EXCERPTED RECORDS:
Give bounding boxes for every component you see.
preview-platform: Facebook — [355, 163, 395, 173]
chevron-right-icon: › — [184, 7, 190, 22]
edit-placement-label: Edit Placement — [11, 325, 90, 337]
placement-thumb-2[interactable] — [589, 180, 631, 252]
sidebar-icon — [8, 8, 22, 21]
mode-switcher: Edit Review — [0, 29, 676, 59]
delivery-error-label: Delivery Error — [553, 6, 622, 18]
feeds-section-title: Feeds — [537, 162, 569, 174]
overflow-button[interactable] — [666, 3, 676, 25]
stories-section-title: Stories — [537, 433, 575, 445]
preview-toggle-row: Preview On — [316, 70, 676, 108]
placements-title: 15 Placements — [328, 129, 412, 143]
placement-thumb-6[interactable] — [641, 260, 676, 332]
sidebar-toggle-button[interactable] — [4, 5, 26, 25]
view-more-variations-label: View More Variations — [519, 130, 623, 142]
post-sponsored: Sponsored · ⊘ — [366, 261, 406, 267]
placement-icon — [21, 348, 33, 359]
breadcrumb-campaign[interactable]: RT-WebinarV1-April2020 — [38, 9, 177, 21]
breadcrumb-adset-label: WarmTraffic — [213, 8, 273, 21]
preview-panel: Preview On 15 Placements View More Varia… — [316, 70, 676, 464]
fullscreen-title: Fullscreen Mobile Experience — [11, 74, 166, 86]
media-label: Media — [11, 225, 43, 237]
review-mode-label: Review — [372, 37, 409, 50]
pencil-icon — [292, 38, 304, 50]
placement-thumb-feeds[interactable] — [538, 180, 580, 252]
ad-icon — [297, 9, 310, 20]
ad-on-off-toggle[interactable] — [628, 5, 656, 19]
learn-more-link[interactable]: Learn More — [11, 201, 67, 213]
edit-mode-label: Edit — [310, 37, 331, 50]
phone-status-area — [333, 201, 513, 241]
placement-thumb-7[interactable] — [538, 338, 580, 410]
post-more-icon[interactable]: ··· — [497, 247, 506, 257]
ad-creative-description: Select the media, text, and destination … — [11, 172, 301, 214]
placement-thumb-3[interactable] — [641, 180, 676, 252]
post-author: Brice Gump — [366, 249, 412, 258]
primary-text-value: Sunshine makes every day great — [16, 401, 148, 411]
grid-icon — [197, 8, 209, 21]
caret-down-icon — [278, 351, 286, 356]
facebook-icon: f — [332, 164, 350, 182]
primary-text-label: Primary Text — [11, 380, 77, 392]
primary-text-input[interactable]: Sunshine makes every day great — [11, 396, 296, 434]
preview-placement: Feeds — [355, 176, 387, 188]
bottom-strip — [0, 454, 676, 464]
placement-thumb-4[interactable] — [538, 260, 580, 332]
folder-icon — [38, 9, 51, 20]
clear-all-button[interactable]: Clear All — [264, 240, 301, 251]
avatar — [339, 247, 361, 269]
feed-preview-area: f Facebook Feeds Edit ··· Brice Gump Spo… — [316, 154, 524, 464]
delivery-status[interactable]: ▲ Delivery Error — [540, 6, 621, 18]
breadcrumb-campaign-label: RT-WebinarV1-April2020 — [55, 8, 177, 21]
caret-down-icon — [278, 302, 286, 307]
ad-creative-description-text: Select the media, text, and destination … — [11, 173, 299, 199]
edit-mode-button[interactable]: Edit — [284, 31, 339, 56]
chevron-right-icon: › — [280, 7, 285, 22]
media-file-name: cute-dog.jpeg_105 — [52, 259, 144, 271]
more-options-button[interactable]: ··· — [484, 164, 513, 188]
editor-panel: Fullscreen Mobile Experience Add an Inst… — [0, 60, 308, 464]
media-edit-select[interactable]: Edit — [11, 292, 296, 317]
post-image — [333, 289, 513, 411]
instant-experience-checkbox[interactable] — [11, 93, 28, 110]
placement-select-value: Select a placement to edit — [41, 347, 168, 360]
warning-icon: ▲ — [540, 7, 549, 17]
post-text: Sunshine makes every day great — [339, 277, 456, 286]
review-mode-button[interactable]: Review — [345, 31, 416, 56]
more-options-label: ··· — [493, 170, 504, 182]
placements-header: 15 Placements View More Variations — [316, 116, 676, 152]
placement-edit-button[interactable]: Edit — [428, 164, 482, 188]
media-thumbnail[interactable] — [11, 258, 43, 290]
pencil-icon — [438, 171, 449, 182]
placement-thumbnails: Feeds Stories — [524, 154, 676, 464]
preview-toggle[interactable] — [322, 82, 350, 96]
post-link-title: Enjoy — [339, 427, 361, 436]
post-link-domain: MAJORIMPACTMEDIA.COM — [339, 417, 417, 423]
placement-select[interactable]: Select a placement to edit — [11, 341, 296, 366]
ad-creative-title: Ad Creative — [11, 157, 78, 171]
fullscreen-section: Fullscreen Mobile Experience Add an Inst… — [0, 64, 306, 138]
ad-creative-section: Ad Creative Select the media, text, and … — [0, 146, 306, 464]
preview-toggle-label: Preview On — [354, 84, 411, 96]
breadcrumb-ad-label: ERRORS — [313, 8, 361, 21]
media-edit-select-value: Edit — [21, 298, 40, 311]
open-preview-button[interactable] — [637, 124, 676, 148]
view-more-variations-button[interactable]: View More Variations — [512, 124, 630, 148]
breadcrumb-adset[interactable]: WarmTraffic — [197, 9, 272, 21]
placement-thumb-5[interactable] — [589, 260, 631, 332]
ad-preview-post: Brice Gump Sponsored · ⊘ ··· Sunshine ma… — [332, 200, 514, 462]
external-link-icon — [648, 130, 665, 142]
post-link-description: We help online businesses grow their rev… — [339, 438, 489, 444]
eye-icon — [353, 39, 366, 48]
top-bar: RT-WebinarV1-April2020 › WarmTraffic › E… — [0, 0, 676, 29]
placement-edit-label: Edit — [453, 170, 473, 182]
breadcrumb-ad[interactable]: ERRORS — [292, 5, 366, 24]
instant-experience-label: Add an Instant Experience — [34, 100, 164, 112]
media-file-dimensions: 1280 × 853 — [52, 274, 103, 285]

GOAL: Please reproduce every row above word for word, with each line in its original order.

TASK ANSWER:
Give bounding boxes for every component you see.
preview-platform: Facebook — [355, 163, 395, 173]
chevron-right-icon: › — [184, 7, 190, 22]
edit-placement-label: Edit Placement — [11, 325, 90, 337]
placement-thumb-2[interactable] — [589, 180, 631, 252]
sidebar-icon — [8, 8, 22, 21]
mode-switcher: Edit Review — [0, 29, 676, 59]
delivery-error-label: Delivery Error — [553, 6, 622, 18]
feeds-section-title: Feeds — [537, 162, 569, 174]
overflow-button[interactable] — [666, 3, 676, 25]
stories-section-title: Stories — [537, 433, 575, 445]
preview-toggle-row: Preview On — [316, 70, 676, 108]
placements-title: 15 Placements — [328, 129, 412, 143]
placement-thumb-6[interactable] — [641, 260, 676, 332]
sidebar-toggle-button[interactable] — [4, 5, 26, 25]
view-more-variations-label: View More Variations — [519, 130, 623, 142]
post-sponsored: Sponsored · ⊘ — [366, 261, 406, 267]
placement-icon — [21, 348, 33, 359]
breadcrumb-campaign[interactable]: RT-WebinarV1-April2020 — [38, 9, 177, 21]
breadcrumb-adset-label: WarmTraffic — [213, 8, 273, 21]
preview-panel: Preview On 15 Placements View More Varia… — [316, 70, 676, 464]
fullscreen-title: Fullscreen Mobile Experience — [11, 74, 166, 86]
media-label: Media — [11, 225, 43, 237]
review-mode-label: Review — [372, 37, 409, 50]
pencil-icon — [292, 38, 304, 50]
placement-thumb-feeds[interactable] — [538, 180, 580, 252]
ad-icon — [297, 9, 310, 20]
ad-on-off-toggle[interactable] — [628, 5, 656, 19]
learn-more-link[interactable]: Learn More — [11, 201, 67, 213]
edit-mode-label: Edit — [310, 37, 331, 50]
phone-status-area — [333, 201, 513, 241]
placement-thumb-7[interactable] — [538, 338, 580, 410]
post-more-icon[interactable]: ··· — [497, 247, 506, 257]
ad-creative-description: Select the media, text, and destination … — [11, 172, 301, 214]
placement-thumb-3[interactable] — [641, 180, 676, 252]
post-author: Brice Gump — [366, 249, 412, 258]
primary-text-value: Sunshine makes every day great — [16, 401, 148, 411]
grid-icon — [197, 8, 209, 21]
caret-down-icon — [278, 351, 286, 356]
facebook-icon: f — [332, 164, 350, 182]
primary-text-label: Primary Text — [11, 380, 77, 392]
primary-text-input[interactable]: Sunshine makes every day great — [11, 396, 296, 434]
preview-placement: Feeds — [355, 176, 387, 188]
bottom-strip — [0, 454, 676, 464]
placement-thumb-4[interactable] — [538, 260, 580, 332]
folder-icon — [38, 9, 51, 20]
clear-all-button[interactable]: Clear All — [264, 240, 301, 251]
avatar — [339, 247, 361, 269]
feed-preview-area: f Facebook Feeds Edit ··· Brice Gump Spo… — [316, 154, 524, 464]
delivery-status[interactable]: ▲ Delivery Error — [540, 6, 621, 18]
breadcrumb-campaign-label: RT-WebinarV1-April2020 — [55, 8, 177, 21]
caret-down-icon — [278, 302, 286, 307]
ad-creative-description-text: Select the media, text, and destination … — [11, 173, 299, 199]
edit-mode-button[interactable]: Edit — [284, 31, 339, 56]
chevron-right-icon: › — [280, 7, 285, 22]
media-file-name: cute-dog.jpeg_105 — [52, 259, 144, 271]
more-options-button[interactable]: ··· — [484, 164, 513, 188]
editor-panel: Fullscreen Mobile Experience Add an Inst… — [0, 60, 308, 464]
media-edit-select[interactable]: Edit — [11, 292, 296, 317]
post-image — [333, 289, 513, 411]
instant-experience-checkbox[interactable] — [11, 93, 28, 110]
placement-select-value: Select a placement to edit — [41, 347, 168, 360]
warning-icon: ▲ — [540, 7, 549, 17]
post-text: Sunshine makes every day great — [339, 277, 456, 286]
review-mode-button[interactable]: Review — [345, 31, 416, 56]
more-options-label: ··· — [493, 170, 504, 182]
placements-header: 15 Placements View More Variations — [316, 116, 676, 152]
placement-edit-button[interactable]: Edit — [428, 164, 482, 188]
media-thumbnail[interactable] — [11, 258, 43, 290]
pencil-icon — [438, 171, 449, 182]
placement-thumbnails: Feeds Stories — [524, 154, 676, 464]
preview-toggle[interactable] — [322, 82, 350, 96]
post-link-title: Enjoy — [339, 427, 361, 436]
post-link-domain: MAJORIMPACTMEDIA.COM — [339, 417, 417, 423]
placement-select[interactable]: Select a placement to edit — [11, 341, 296, 366]
ad-creative-title: Ad Creative — [11, 157, 78, 171]
fullscreen-section: Fullscreen Mobile Experience Add an Inst… — [0, 64, 306, 138]
ad-creative-section: Ad Creative Select the media, text, and … — [0, 146, 306, 464]
preview-toggle-label: Preview On — [354, 84, 411, 96]
breadcrumb-ad-label: ERRORS — [313, 8, 361, 21]
media-edit-select-value: Edit — [21, 298, 40, 311]
open-preview-button[interactable] — [637, 124, 676, 148]
view-more-variations-button[interactable]: View More Variations — [512, 124, 630, 148]
breadcrumb-adset[interactable]: WarmTraffic — [197, 9, 272, 21]
placement-thumb-5[interactable] — [589, 260, 631, 332]
ad-preview-post: Brice Gump Sponsored · ⊘ ··· Sunshine ma… — [332, 200, 514, 462]
external-link-icon — [648, 130, 665, 142]
post-link-description: We help online businesses grow their rev… — [339, 438, 489, 444]
eye-icon — [353, 39, 366, 48]
top-bar: RT-WebinarV1-April2020 › WarmTraffic › E… — [0, 0, 676, 29]
placement-edit-label: Edit — [453, 170, 473, 182]
breadcrumb-ad[interactable]: ERRORS — [292, 5, 366, 24]
instant-experience-label: Add an Instant Experience — [34, 100, 164, 112]
media-file-dimensions: 1280 × 853 — [52, 274, 103, 285]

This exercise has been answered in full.